## What you have to do
Look for the string "AHLAK" in every line, and copy each line that has it.

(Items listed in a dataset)
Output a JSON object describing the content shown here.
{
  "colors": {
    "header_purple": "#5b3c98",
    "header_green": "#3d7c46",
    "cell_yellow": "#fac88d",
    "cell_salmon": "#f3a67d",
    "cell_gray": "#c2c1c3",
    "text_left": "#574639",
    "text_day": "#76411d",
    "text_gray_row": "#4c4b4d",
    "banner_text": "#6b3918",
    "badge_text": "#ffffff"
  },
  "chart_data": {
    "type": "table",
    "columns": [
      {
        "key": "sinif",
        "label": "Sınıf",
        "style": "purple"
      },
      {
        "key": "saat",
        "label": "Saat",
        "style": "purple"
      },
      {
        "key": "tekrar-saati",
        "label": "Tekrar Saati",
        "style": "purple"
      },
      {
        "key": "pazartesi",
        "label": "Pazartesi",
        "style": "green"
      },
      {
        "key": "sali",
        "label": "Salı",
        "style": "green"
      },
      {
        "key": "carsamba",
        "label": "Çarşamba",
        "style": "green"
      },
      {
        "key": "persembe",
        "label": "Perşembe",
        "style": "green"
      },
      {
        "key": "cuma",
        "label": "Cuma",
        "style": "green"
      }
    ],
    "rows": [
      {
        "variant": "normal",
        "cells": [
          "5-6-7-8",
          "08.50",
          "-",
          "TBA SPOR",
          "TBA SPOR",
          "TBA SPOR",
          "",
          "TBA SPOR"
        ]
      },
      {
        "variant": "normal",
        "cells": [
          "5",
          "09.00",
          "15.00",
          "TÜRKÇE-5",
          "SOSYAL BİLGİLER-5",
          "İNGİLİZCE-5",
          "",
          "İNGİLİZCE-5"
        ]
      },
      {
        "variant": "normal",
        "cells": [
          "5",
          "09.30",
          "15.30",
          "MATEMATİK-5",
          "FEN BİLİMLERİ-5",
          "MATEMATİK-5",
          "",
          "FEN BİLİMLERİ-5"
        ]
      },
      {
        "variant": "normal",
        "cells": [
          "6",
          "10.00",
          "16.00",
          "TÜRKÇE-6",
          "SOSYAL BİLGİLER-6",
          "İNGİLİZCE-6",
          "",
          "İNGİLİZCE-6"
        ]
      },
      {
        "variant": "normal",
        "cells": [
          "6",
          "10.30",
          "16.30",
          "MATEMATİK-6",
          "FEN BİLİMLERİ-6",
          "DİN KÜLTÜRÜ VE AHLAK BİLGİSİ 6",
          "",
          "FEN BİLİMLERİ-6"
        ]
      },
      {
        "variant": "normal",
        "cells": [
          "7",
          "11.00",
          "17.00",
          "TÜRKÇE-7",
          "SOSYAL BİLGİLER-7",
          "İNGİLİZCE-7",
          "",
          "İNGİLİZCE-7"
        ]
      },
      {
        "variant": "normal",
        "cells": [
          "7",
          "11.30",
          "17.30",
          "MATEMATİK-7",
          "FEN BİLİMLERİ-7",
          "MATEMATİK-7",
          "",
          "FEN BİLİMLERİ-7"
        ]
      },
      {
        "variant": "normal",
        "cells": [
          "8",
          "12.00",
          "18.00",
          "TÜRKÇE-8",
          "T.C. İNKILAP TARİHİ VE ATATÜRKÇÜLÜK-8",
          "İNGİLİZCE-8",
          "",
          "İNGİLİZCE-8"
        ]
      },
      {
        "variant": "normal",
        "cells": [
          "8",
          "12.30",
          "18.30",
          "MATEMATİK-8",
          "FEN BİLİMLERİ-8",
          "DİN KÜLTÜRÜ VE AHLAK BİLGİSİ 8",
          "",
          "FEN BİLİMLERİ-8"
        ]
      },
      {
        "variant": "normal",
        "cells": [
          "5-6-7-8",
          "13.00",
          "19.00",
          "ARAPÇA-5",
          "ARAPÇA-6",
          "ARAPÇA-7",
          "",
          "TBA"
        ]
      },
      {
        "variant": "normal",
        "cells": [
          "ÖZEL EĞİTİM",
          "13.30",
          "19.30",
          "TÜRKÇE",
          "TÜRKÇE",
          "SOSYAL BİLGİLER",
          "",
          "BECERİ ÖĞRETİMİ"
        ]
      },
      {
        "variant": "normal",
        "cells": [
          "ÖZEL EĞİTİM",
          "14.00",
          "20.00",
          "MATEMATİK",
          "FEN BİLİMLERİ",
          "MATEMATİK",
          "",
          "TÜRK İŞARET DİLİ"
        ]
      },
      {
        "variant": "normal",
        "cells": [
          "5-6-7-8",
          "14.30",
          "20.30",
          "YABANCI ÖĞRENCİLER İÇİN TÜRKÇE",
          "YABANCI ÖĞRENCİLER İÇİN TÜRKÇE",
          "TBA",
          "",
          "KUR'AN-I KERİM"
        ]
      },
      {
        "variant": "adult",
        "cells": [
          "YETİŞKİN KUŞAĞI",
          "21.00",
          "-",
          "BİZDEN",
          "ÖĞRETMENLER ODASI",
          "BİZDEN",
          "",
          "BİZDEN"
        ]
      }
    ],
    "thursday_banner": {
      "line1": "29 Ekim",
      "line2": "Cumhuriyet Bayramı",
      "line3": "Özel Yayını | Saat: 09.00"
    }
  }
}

## Result below
          "DİN KÜLTÜRÜ VE AHLAK BİLGİSİ 6",
          "DİN KÜLTÜRÜ VE AHLAK BİLGİSİ 8",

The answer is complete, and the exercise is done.